• _Requirements_
Extract all lines in the data that contain the word "JSON".

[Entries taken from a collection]
+ + + +

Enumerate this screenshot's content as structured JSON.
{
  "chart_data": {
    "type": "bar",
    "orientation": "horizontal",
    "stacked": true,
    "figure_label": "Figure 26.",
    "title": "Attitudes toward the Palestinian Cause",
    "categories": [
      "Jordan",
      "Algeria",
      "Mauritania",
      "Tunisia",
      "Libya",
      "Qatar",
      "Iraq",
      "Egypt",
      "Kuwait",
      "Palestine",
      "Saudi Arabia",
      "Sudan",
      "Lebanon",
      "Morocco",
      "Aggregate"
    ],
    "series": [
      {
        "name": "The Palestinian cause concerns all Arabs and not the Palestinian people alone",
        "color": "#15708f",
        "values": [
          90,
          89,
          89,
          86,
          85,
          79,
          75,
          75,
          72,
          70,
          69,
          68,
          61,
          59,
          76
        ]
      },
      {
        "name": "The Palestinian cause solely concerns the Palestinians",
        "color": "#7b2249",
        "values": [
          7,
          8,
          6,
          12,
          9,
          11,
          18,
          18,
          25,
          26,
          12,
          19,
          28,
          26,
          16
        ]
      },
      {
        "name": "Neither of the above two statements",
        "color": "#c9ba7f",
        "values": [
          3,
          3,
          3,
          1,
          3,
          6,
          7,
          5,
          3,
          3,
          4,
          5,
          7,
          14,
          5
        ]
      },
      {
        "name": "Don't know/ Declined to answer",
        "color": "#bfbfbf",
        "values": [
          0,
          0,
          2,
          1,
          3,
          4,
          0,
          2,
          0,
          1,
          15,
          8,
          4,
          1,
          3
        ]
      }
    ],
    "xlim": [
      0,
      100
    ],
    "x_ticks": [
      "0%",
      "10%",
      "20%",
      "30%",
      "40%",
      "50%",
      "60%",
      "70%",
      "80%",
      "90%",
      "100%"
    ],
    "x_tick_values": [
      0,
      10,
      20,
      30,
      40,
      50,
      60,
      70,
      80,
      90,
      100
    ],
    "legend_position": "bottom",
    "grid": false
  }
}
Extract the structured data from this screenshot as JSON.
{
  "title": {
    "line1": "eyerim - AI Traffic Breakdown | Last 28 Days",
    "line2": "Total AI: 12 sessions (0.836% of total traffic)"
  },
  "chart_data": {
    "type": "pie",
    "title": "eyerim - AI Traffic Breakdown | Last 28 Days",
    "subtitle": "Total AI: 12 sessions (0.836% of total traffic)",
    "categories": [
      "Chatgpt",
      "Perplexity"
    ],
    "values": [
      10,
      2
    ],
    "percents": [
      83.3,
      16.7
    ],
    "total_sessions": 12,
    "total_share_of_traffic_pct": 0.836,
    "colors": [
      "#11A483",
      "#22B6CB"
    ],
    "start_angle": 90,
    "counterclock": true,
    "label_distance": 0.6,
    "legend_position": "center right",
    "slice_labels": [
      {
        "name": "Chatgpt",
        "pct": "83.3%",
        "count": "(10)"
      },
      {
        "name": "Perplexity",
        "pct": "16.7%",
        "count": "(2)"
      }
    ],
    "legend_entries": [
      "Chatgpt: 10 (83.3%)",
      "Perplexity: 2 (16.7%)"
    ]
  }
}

+ + + +

• _Response to the task_
Enumerate this screenshot's content as structured JSON.
Extract the structured data from this screenshot as JSON.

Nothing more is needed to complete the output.